►

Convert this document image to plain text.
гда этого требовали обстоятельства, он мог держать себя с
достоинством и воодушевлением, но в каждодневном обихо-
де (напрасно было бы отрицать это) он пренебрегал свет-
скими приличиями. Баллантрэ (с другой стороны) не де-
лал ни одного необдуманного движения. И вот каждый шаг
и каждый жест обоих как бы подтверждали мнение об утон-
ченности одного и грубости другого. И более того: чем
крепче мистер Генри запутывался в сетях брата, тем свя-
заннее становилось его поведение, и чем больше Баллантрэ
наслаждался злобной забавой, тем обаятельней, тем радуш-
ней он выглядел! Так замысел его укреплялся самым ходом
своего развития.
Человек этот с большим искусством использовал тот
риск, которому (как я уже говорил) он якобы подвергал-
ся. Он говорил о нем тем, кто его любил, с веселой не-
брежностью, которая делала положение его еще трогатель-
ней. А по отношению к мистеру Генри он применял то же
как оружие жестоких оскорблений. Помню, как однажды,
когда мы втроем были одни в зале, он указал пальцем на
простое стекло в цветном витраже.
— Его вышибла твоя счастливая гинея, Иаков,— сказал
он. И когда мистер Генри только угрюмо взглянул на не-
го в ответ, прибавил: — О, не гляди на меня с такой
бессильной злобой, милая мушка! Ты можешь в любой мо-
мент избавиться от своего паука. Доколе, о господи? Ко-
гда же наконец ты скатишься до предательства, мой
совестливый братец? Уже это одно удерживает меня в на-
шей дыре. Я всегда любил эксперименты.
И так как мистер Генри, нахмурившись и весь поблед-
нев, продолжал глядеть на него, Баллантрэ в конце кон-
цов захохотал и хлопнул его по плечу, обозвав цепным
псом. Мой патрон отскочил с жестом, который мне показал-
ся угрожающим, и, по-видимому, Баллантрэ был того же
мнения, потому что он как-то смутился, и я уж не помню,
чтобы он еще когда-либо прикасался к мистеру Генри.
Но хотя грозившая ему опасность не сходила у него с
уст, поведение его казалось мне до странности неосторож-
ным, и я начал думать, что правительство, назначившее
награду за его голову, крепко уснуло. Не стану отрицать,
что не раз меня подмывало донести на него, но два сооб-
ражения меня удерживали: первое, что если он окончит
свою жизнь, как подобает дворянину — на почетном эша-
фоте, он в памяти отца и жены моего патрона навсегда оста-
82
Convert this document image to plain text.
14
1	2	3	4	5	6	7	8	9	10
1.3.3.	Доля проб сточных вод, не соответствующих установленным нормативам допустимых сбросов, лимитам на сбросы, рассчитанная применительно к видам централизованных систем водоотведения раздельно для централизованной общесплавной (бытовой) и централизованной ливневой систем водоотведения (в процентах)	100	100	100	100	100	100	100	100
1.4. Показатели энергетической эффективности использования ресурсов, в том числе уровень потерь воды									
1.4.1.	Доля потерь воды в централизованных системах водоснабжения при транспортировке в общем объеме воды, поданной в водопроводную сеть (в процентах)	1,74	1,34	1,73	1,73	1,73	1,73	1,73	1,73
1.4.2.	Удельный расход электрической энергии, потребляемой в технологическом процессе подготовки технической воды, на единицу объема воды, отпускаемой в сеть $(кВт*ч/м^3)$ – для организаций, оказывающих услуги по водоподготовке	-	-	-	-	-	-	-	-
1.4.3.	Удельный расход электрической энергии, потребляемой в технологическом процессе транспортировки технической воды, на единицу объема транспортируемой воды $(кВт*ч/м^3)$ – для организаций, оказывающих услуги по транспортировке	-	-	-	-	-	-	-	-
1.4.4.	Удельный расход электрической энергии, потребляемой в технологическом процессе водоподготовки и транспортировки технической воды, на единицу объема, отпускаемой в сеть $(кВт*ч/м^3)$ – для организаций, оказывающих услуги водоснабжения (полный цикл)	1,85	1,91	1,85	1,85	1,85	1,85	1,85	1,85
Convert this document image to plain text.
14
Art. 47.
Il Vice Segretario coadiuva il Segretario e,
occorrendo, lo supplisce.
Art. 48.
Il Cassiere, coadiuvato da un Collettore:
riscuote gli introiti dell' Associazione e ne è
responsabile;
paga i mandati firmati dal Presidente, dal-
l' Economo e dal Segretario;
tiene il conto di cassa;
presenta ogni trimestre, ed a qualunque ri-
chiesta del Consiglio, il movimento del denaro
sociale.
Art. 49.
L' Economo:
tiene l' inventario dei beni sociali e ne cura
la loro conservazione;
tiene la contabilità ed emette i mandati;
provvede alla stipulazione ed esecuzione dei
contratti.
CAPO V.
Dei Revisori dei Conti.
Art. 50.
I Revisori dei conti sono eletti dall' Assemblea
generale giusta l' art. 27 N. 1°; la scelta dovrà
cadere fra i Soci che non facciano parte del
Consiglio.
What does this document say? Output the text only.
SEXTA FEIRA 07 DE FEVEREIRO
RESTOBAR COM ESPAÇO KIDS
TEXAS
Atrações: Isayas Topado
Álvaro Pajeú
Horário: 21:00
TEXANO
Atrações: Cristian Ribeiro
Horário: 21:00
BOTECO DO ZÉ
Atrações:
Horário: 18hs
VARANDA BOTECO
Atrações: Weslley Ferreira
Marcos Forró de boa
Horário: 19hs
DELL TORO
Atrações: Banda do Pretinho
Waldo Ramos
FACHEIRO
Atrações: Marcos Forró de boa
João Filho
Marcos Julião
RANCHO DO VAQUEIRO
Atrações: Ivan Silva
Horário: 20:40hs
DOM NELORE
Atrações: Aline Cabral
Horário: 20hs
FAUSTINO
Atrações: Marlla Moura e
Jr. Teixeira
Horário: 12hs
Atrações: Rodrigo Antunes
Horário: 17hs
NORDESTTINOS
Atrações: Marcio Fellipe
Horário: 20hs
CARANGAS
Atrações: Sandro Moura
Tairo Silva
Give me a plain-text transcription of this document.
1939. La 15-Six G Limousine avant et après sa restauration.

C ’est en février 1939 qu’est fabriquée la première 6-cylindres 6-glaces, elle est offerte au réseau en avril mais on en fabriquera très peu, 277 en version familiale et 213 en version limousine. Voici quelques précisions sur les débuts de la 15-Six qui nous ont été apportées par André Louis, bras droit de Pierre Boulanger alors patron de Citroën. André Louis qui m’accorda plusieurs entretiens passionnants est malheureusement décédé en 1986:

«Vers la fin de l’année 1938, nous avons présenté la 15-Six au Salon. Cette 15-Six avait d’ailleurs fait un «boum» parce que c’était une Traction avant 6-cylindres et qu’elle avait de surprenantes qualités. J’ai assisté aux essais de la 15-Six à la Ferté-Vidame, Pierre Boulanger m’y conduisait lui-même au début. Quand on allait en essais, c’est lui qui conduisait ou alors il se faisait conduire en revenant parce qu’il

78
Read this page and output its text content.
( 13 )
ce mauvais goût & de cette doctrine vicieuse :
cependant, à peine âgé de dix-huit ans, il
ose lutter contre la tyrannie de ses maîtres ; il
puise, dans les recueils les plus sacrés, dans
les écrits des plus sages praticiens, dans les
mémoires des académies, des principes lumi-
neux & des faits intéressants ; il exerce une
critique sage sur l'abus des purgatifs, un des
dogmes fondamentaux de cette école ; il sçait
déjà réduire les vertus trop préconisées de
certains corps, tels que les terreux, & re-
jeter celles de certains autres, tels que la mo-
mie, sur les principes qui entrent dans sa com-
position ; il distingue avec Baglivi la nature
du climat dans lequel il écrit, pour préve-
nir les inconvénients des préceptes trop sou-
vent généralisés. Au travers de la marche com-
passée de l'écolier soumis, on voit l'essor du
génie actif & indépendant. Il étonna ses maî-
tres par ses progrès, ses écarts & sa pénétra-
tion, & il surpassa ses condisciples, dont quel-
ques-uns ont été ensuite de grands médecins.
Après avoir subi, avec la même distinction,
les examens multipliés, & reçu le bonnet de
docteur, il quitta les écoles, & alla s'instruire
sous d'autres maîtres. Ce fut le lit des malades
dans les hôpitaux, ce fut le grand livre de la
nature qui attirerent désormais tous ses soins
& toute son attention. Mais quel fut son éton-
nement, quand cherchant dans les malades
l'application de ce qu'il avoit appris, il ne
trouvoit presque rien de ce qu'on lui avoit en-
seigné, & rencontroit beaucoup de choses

◄

To do:
Search the data for the string "trop". List each line that has it.

Response:
déjà réduire les vertus trop préconisées de
nir les inconvénients des préceptes trop sou-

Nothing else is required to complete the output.